----- Records to use -----

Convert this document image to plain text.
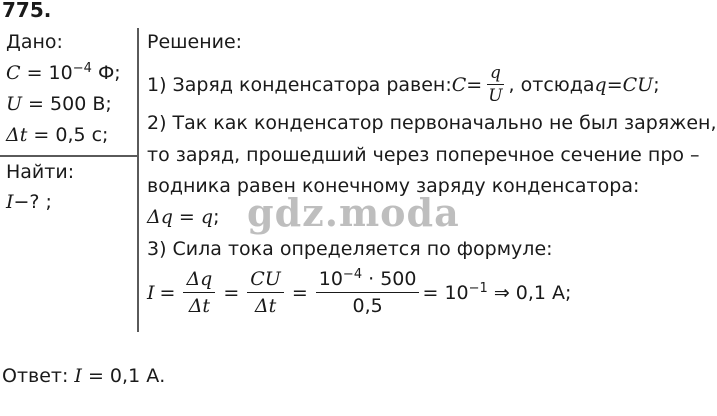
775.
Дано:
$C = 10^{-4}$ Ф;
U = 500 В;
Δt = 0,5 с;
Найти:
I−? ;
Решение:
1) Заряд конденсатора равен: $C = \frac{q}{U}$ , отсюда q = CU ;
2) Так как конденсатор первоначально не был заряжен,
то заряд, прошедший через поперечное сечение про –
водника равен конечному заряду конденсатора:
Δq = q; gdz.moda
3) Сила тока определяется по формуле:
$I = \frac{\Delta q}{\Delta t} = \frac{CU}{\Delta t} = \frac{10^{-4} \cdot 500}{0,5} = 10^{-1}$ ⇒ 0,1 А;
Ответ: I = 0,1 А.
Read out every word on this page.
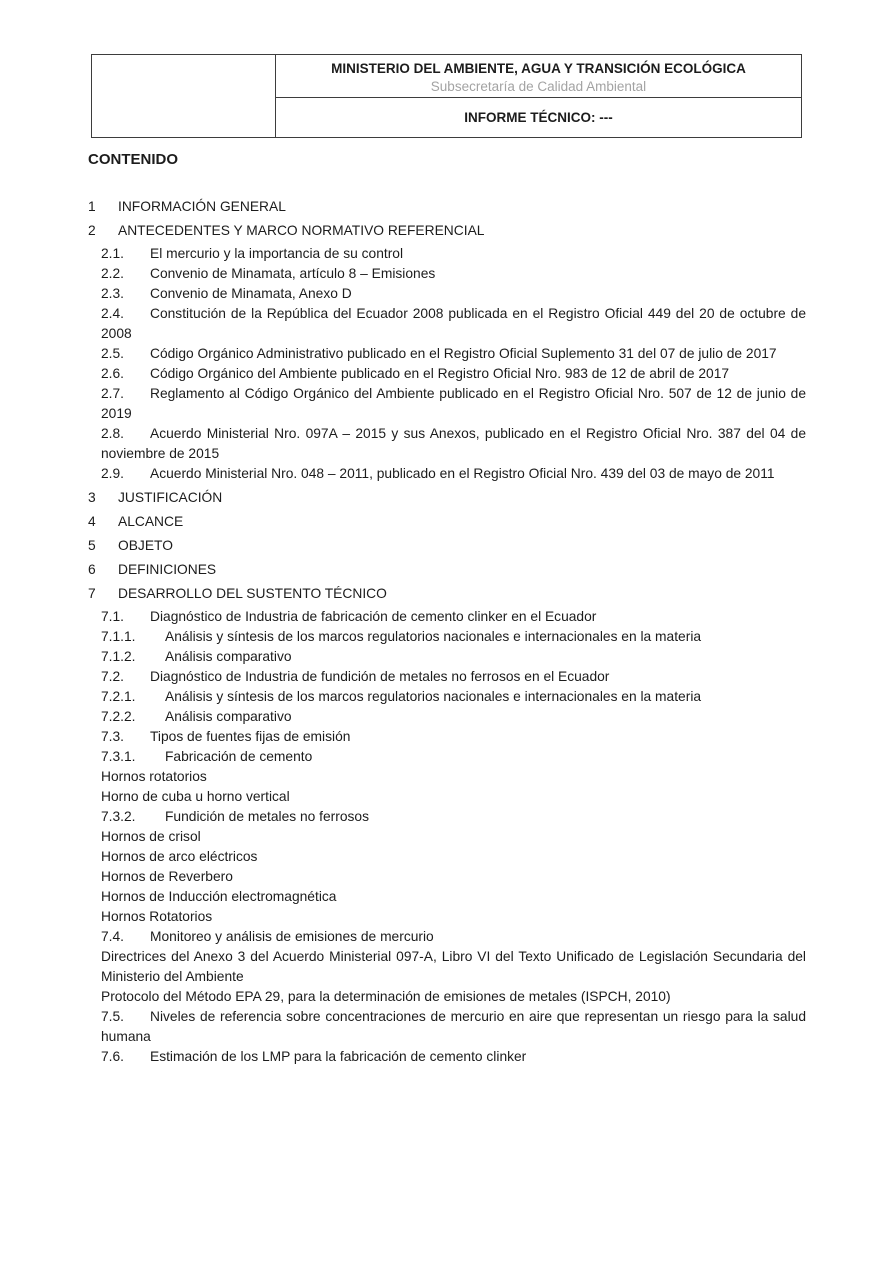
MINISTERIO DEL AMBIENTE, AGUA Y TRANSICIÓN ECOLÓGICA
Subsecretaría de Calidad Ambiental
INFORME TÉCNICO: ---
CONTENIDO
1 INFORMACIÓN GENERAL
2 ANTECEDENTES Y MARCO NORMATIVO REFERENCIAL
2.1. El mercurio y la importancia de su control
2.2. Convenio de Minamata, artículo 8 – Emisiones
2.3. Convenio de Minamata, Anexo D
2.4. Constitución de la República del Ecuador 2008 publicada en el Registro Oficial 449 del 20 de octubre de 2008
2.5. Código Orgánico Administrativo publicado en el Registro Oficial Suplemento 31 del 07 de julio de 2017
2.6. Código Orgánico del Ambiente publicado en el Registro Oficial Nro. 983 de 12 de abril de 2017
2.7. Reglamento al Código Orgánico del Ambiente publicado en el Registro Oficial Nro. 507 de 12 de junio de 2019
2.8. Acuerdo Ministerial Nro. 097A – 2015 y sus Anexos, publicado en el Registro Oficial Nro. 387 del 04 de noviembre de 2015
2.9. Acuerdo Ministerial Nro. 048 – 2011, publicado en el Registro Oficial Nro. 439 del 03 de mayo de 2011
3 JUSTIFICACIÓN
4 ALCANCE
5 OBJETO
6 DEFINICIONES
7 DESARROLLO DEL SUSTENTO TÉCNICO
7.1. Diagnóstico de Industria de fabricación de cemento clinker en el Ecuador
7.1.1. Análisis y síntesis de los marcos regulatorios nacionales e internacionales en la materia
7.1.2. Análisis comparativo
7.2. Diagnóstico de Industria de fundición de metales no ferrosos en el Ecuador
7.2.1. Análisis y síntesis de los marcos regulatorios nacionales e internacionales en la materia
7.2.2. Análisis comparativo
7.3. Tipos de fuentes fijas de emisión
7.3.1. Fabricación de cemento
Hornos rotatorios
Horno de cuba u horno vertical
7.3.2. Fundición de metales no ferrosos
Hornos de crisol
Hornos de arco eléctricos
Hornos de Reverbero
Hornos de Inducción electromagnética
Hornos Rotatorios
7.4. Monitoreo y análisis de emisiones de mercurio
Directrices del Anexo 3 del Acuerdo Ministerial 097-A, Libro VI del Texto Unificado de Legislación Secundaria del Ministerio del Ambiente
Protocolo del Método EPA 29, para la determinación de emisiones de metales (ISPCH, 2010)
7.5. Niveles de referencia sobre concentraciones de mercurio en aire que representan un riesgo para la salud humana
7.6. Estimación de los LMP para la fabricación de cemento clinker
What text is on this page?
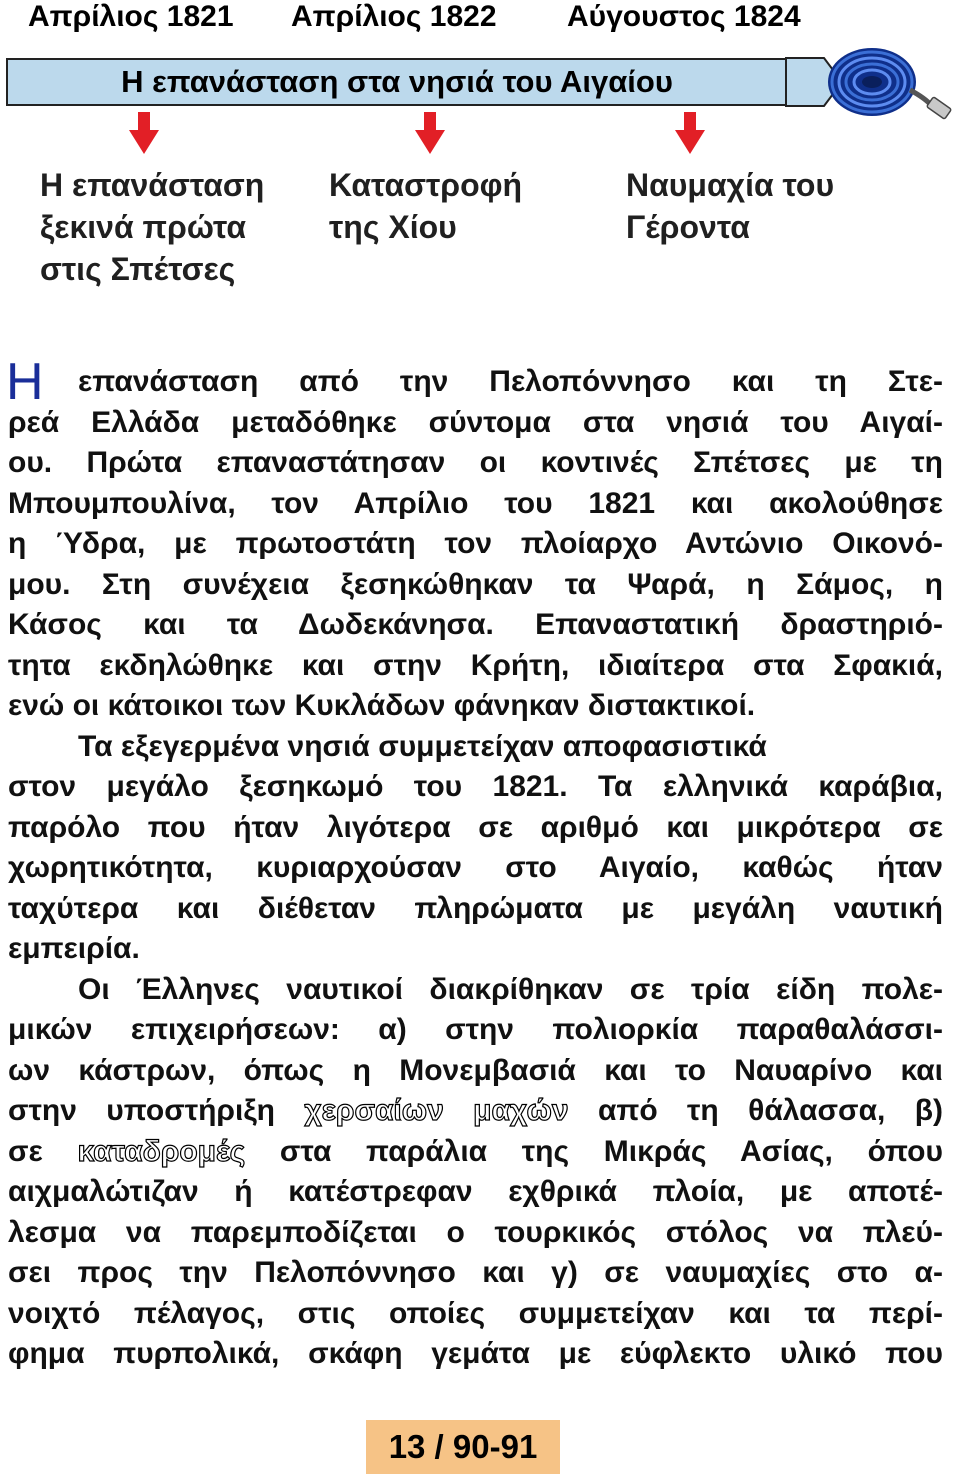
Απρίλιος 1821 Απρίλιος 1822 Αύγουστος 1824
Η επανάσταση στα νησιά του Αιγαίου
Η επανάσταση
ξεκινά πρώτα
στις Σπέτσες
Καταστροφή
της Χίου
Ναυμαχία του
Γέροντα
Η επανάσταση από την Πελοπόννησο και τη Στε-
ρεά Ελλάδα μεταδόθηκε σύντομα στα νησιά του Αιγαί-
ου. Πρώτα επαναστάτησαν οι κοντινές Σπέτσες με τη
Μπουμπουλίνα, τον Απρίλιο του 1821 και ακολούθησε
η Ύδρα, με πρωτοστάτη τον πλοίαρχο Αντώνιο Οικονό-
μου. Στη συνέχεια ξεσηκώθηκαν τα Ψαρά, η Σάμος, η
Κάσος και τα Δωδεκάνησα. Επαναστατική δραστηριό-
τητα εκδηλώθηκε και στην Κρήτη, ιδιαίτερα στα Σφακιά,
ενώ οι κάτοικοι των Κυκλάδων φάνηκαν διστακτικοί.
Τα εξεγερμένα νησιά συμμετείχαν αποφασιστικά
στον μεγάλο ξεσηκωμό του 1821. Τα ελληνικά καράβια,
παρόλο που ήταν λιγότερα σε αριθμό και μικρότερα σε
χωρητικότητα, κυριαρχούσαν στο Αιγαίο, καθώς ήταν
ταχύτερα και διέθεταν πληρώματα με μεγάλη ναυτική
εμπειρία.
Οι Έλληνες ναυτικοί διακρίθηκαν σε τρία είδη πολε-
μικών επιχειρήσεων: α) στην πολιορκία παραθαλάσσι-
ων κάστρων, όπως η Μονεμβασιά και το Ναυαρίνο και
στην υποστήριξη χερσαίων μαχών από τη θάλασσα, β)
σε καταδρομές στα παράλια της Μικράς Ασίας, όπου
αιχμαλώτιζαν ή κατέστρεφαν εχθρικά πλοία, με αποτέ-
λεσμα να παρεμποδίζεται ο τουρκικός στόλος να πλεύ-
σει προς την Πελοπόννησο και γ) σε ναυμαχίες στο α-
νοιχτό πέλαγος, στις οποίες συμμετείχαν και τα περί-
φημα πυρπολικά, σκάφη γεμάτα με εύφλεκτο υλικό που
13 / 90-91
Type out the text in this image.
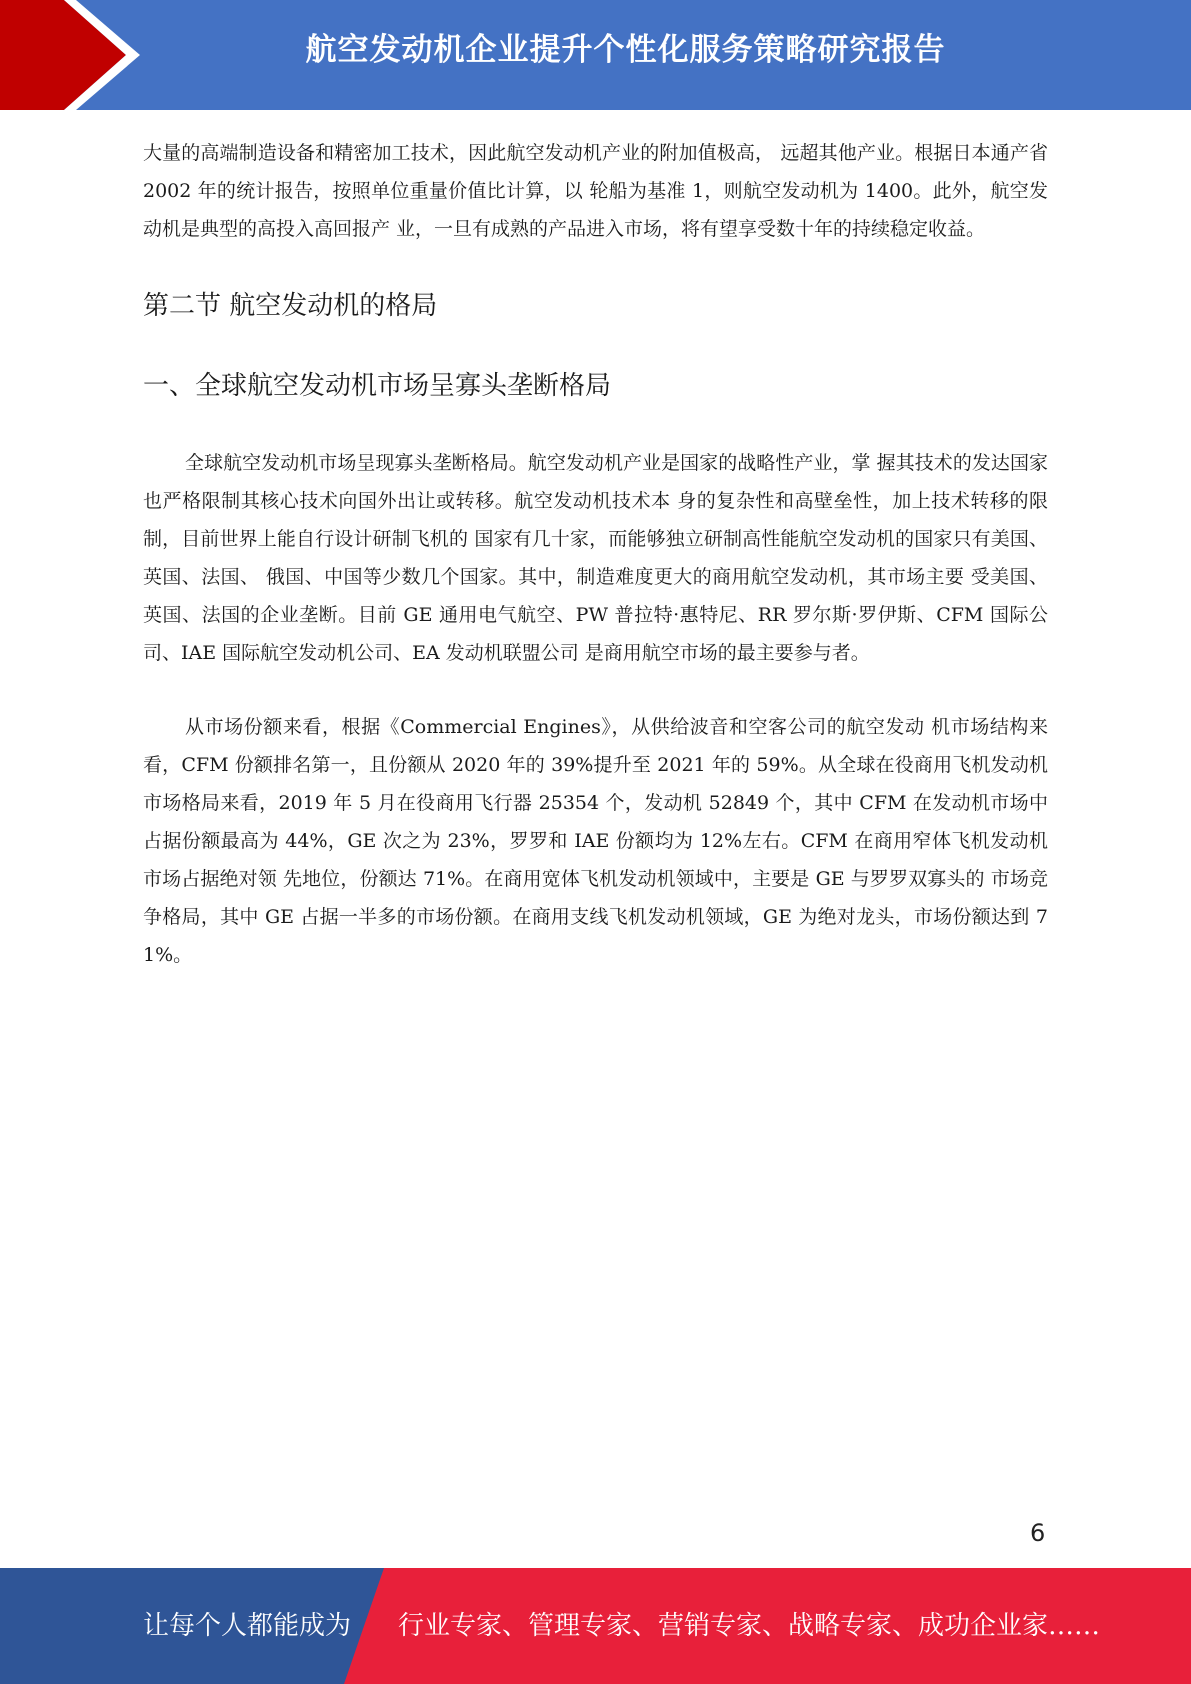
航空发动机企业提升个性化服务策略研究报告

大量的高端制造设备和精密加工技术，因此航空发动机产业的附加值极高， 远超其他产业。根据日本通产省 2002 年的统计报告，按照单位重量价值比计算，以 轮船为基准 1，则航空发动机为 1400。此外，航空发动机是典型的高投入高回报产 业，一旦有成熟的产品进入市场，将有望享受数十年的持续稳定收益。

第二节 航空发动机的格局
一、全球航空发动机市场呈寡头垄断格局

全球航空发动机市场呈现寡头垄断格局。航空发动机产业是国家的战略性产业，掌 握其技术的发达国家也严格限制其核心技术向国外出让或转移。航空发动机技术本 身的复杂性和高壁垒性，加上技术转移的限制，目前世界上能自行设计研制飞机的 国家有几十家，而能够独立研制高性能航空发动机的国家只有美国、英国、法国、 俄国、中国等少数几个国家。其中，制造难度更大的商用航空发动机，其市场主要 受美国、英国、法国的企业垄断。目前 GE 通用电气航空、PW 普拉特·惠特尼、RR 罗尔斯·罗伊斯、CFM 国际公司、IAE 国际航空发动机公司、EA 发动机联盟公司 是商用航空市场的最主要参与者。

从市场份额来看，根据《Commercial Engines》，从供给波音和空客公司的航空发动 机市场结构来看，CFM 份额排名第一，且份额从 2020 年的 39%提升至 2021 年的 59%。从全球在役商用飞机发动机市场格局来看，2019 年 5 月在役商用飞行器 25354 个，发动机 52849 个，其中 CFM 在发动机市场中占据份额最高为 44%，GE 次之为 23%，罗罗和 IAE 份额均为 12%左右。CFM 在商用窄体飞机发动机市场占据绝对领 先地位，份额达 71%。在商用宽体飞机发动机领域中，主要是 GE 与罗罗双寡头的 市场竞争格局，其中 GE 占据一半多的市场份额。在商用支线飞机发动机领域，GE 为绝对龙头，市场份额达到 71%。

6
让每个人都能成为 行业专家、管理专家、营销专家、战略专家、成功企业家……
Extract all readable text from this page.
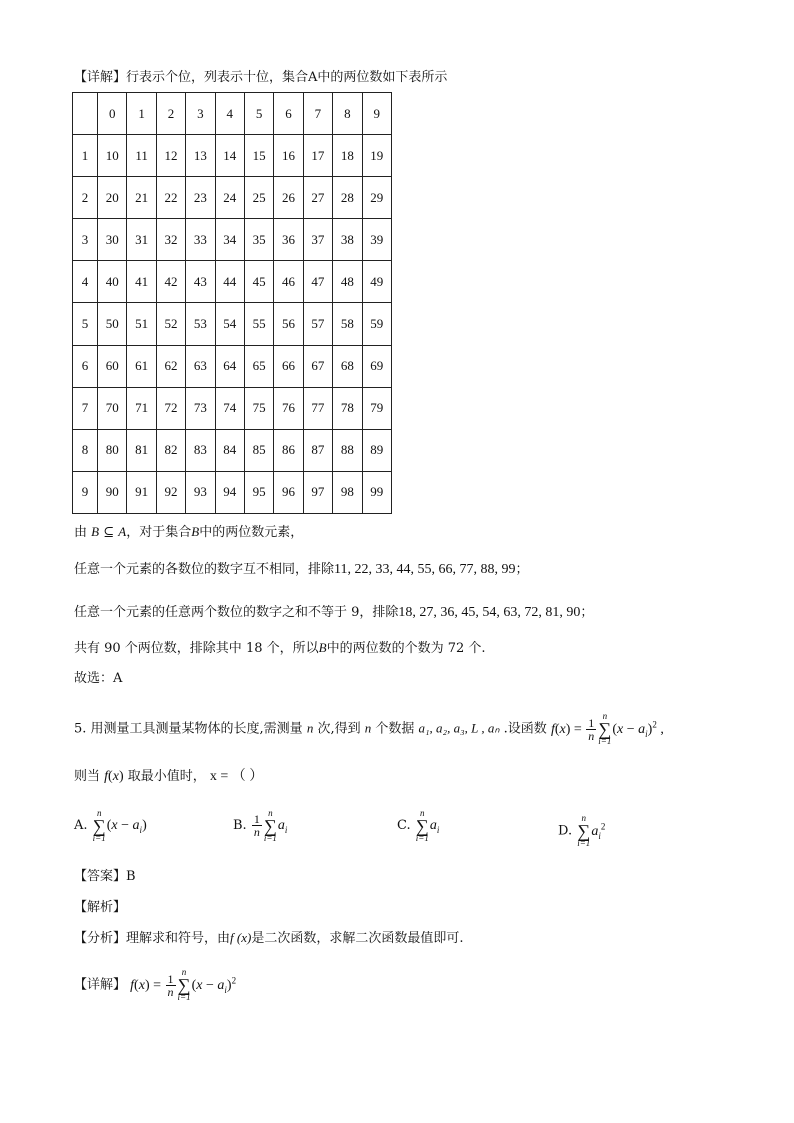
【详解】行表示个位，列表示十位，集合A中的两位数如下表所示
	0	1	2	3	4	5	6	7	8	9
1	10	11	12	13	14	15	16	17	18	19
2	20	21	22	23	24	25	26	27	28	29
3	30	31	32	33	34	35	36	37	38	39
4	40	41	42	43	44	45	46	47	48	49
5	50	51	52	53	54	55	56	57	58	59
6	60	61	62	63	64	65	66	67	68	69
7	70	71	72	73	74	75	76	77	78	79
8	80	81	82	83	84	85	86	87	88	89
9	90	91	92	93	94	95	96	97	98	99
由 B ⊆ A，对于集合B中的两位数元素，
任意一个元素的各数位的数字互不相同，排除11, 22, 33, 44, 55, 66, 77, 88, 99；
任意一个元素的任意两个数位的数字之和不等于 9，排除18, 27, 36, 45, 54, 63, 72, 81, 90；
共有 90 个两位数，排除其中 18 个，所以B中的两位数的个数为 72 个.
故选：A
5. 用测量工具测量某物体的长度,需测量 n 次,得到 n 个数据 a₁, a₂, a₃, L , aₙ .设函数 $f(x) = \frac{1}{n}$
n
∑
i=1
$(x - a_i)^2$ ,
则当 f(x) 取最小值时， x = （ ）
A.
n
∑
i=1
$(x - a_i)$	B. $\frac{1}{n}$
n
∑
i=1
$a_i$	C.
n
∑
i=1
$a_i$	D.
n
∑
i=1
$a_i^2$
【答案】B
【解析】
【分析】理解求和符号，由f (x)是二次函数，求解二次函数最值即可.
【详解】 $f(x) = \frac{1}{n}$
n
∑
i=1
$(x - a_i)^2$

-----

Request: Copy all lines from the material that include "Minamata".

Result below:
2.2. Convenio de Minamata, artículo 8 – Emisiones
2.3. Convenio de Minamata, Anexo D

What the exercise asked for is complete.